----- ROWS

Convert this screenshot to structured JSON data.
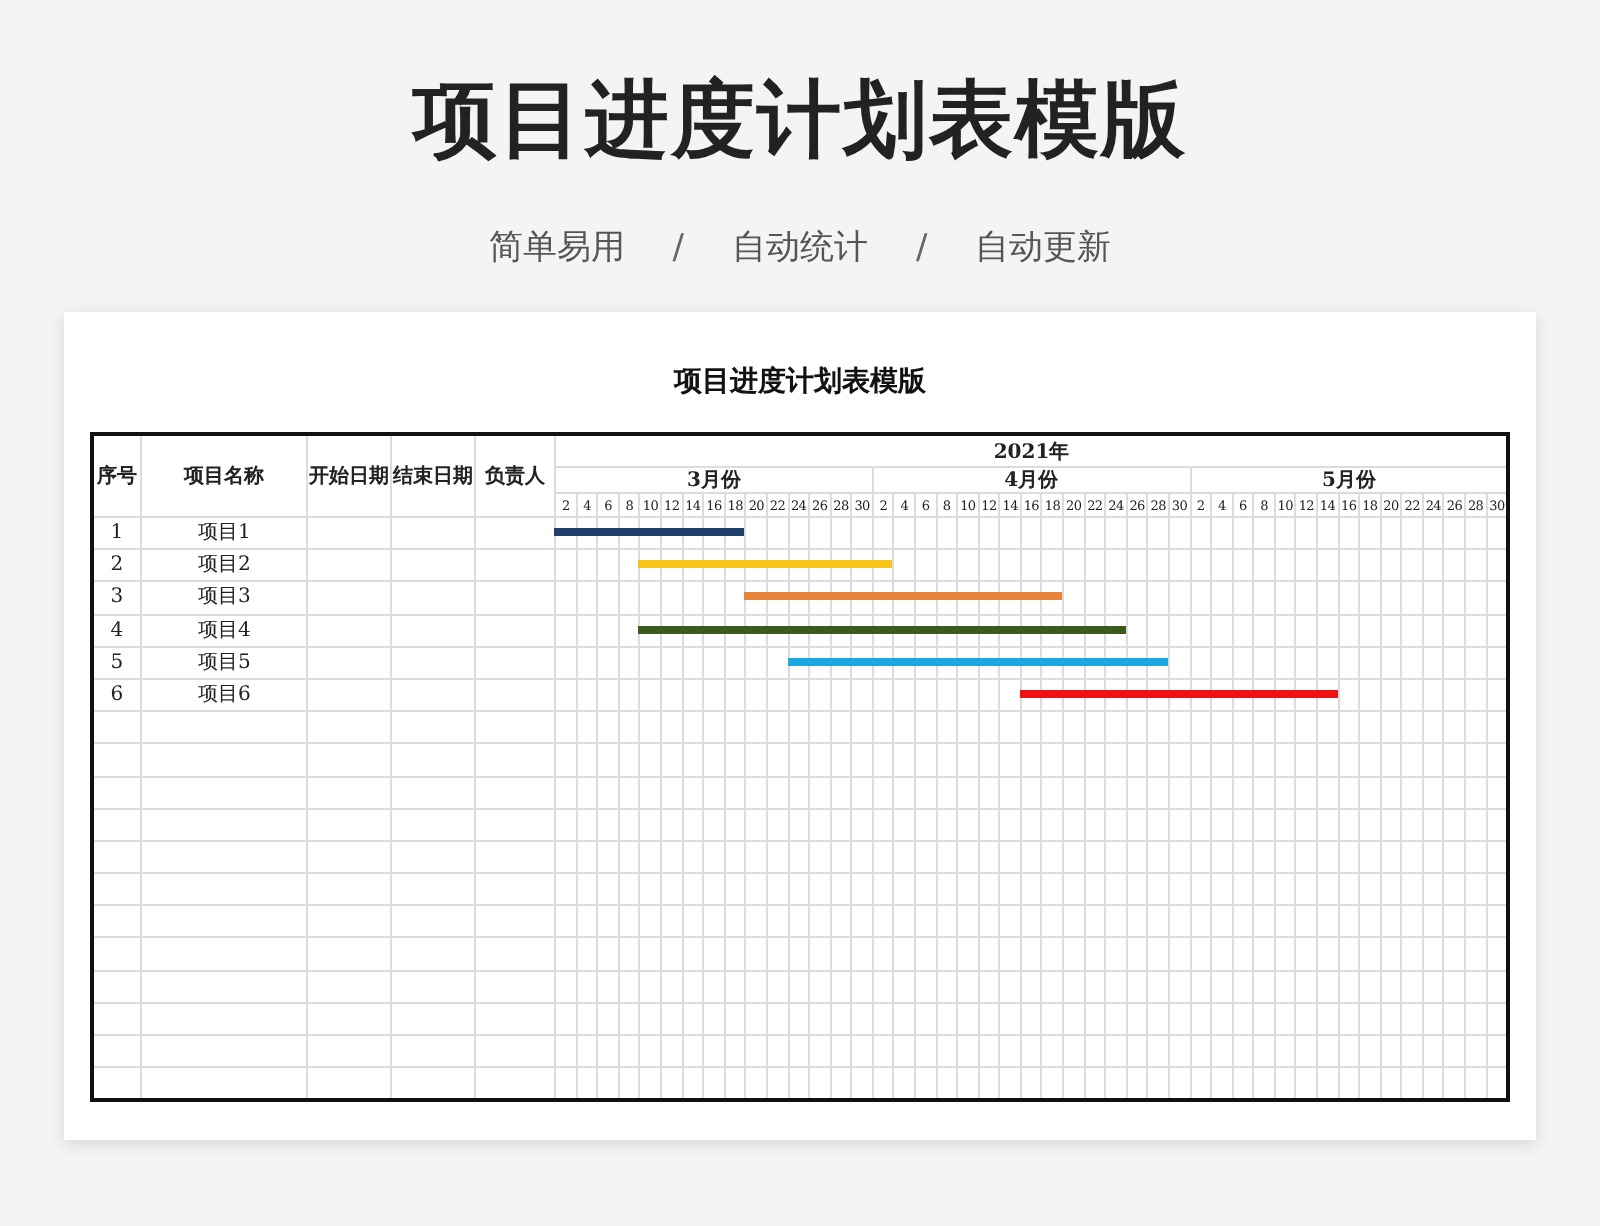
{
  "title": "项目进度计划表模版",
  "subtitle": [
    "简单易用",
    "/",
    "自动统计",
    "/",
    "自动更新"
  ],
  "sheet": {
    "title": "项目进度计划表模版",
    "columns": [
      "序号",
      "项目名称",
      "开始日期",
      "结束日期",
      "负责人"
    ],
    "year": "2021年",
    "months": [
      {
        "label": "3月份",
        "days": [
          "2",
          "4",
          "6",
          "8",
          "10",
          "12",
          "14",
          "16",
          "18",
          "20",
          "22",
          "24",
          "26",
          "28",
          "30"
        ]
      },
      {
        "label": "4月份",
        "days": [
          "2",
          "4",
          "6",
          "8",
          "10",
          "12",
          "14",
          "16",
          "18",
          "20",
          "22",
          "24",
          "26",
          "28",
          "30"
        ]
      },
      {
        "label": "5月份",
        "days": [
          "2",
          "4",
          "6",
          "8",
          "10",
          "12",
          "14",
          "16",
          "18",
          "20",
          "22",
          "24",
          "26",
          "28",
          "30"
        ]
      }
    ],
    "rows": [
      {
        "no": "1",
        "name": "项目1",
        "color": "#1f3f6b",
        "timeline": [
          true,
          true,
          true,
          true,
          true,
          true,
          true,
          true,
          true,
          false,
          false,
          false,
          false,
          false,
          false,
          false,
          false,
          false,
          false,
          false,
          false,
          false,
          false,
          false,
          false,
          false,
          false,
          false,
          false,
          false,
          false,
          false,
          false,
          false,
          false,
          false,
          false,
          false,
          false,
          false,
          false,
          false,
          false,
          false,
          false
        ]
      },
      {
        "no": "2",
        "name": "项目2",
        "color": "#f5c518",
        "timeline": [
          false,
          false,
          false,
          false,
          true,
          true,
          true,
          true,
          true,
          true,
          true,
          true,
          true,
          true,
          true,
          true,
          false,
          false,
          false,
          false,
          false,
          false,
          false,
          false,
          false,
          false,
          false,
          false,
          false,
          false,
          false,
          false,
          false,
          false,
          false,
          false,
          false,
          false,
          false,
          false,
          false,
          false,
          false,
          false,
          false
        ]
      },
      {
        "no": "3",
        "name": "项目3",
        "color": "#e8833a",
        "timeline": [
          false,
          false,
          false,
          false,
          false,
          false,
          false,
          false,
          false,
          true,
          true,
          true,
          true,
          true,
          true,
          true,
          true,
          true,
          true,
          true,
          true,
          true,
          true,
          true,
          false,
          false,
          false,
          false,
          false,
          false,
          false,
          false,
          false,
          false,
          false,
          false,
          false,
          false,
          false,
          false,
          false,
          false,
          false,
          false,
          false
        ]
      },
      {
        "no": "4",
        "name": "项目4",
        "color": "#3a5a1f",
        "timeline": [
          false,
          false,
          false,
          false,
          true,
          true,
          true,
          true,
          true,
          true,
          true,
          true,
          true,
          true,
          true,
          true,
          true,
          true,
          true,
          true,
          true,
          true,
          true,
          true,
          true,
          true,
          true,
          false,
          false,
          false,
          false,
          false,
          false,
          false,
          false,
          false,
          false,
          false,
          false,
          false,
          false,
          false,
          false,
          false,
          false
        ]
      },
      {
        "no": "5",
        "name": "项目5",
        "color": "#1aa8e0",
        "timeline": [
          false,
          false,
          false,
          false,
          false,
          false,
          false,
          false,
          false,
          false,
          false,
          true,
          true,
          true,
          true,
          true,
          true,
          true,
          true,
          true,
          true,
          true,
          true,
          true,
          true,
          true,
          true,
          true,
          true,
          false,
          false,
          false,
          false,
          false,
          false,
          false,
          false,
          false,
          false,
          false,
          false,
          false,
          false,
          false,
          false
        ]
      },
      {
        "no": "6",
        "name": "项目6",
        "color": "#ee1111",
        "timeline": [
          false,
          false,
          false,
          false,
          false,
          false,
          false,
          false,
          false,
          false,
          false,
          false,
          false,
          false,
          false,
          false,
          false,
          false,
          false,
          false,
          false,
          false,
          true,
          true,
          true,
          true,
          true,
          true,
          true,
          true,
          true,
          true,
          true,
          true,
          true,
          true,
          true,
          false,
          false,
          false,
          false,
          false,
          false,
          false,
          false
        ]
      }
    ]
  }
}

----------

- _YOUR GOAL_
Omit the pictures and output all of the other material exactly.

- _THE COMPLETED TASK_
Convert this screenshot to structured JSON data.
{
  "title": "项目进度计划表模版",
  "subtitle": [
    "简单易用",
    "/",
    "自动统计",
    "/",
    "自动更新"
  ],
  "sheet": {
    "title": "项目进度计划表模版",
    "columns": [
      "序号",
      "项目名称",
      "开始日期",
      "结束日期",
      "负责人"
    ],
    "year": "2021年",
    "months": [
      {
        "label": "3月份",
        "days": [
          "2",
          "4",
          "6",
          "8",
          "10",
          "12",
          "14",
          "16",
          "18",
          "20",
          "22",
          "24",
          "26",
          "28",
          "30"
        ]
      },
      {
        "label": "4月份",
        "days": [
          "2",
          "4",
          "6",
          "8",
          "10",
          "12",
          "14",
          "16",
          "18",
          "20",
          "22",
          "24",
          "26",
          "28",
          "30"
        ]
      },
      {
        "label": "5月份",
        "days": [
          "2",
          "4",
          "6",
          "8",
          "10",
          "12",
          "14",
          "16",
          "18",
          "20",
          "22",
          "24",
          "26",
          "28",
          "30"
        ]
      }
    ],
    "rows": [
      {
        "no": "1",
        "name": "项目1",
        "color": "#1f3f6b",
        "timeline": [
          true,
          true,
          true,
          true,
          true,
          true,
          true,
          true,
          true,
          false,
          false,
          false,
          false,
          false,
          false,
          false,
          false,
          false,
          false,
          false,
          false,
          false,
          false,
          false,
          false,
          false,
          false,
          false,
          false,
          false,
          false,
          false,
          false,
          false,
          false,
          false,
          false,
          false,
          false,
          false,
          false,
          false,
          false,
          false,
          false
        ]
      },
      {
        "no": "2",
        "name": "项目2",
        "color": "#f5c518",
        "timeline": [
          false,
          false,
          false,
          false,
          true,
          true,
          true,
          true,
          true,
          true,
          true,
          true,
          true,
          true,
          true,
          true,
          false,
          false,
          false,
          false,
          false,
          false,
          false,
          false,
          false,
          false,
          false,
          false,
          false,
          false,
          false,
          false,
          false,
          false,
          false,
          false,
          false,
          false,
          false,
          false,
          false,
          false,
          false,
          false,
          false
        ]
      },
      {
        "no": "3",
        "name": "项目3",
        "color": "#e8833a",
        "timeline": [
          false,
          false,
          false,
          false,
          false,
          false,
          false,
          false,
          false,
          true,
          true,
          true,
          true,
          true,
          true,
          true,
          true,
          true,
          true,
          true,
          true,
          true,
          true,
          true,
          false,
          false,
          false,
          false,
          false,
          false,
          false,
          false,
          false,
          false,
          false,
          false,
          false,
          false,
          false,
          false,
          false,
          false,
          false,
          false,
          false
        ]
      },
      {
        "no": "4",
        "name": "项目4",
        "color": "#3a5a1f",
        "timeline": [
          false,
          false,
          false,
          false,
          true,
          true,
          true,
          true,
          true,
          true,
          true,
          true,
          true,
          true,
          true,
          true,
          true,
          true,
          true,
          true,
          true,
          true,
          true,
          true,
          true,
          true,
          true,
          false,
          false,
          false,
          false,
          false,
          false,
          false,
          false,
          false,
          false,
          false,
          false,
          false,
          false,
          false,
          false,
          false,
          false
        ]
      },
      {
        "no": "5",
        "name": "项目5",
        "color": "#1aa8e0",
        "timeline": [
          false,
          false,
          false,
          false,
          false,
          false,
          false,
          false,
          false,
          false,
          false,
          true,
          true,
          true,
          true,
          true,
          true,
          true,
          true,
          true,
          true,
          true,
          true,
          true,
          true,
          true,
          true,
          true,
          true,
          false,
          false,
          false,
          false,
          false,
          false,
          false,
          false,
          false,
          false,
          false,
          false,
          false,
          false,
          false,
          false
        ]
      },
      {
        "no": "6",
        "name": "项目6",
        "color": "#ee1111",
        "timeline": [
          false,
          false,
          false,
          false,
          false,
          false,
          false,
          false,
          false,
          false,
          false,
          false,
          false,
          false,
          false,
          false,
          false,
          false,
          false,
          false,
          false,
          false,
          true,
          true,
          true,
          true,
          true,
          true,
          true,
          true,
          true,
          true,
          true,
          true,
          true,
          true,
          true,
          false,
          false,
          false,
          false,
          false,
          false,
          false,
          false
        ]
      }
    ]
  }
}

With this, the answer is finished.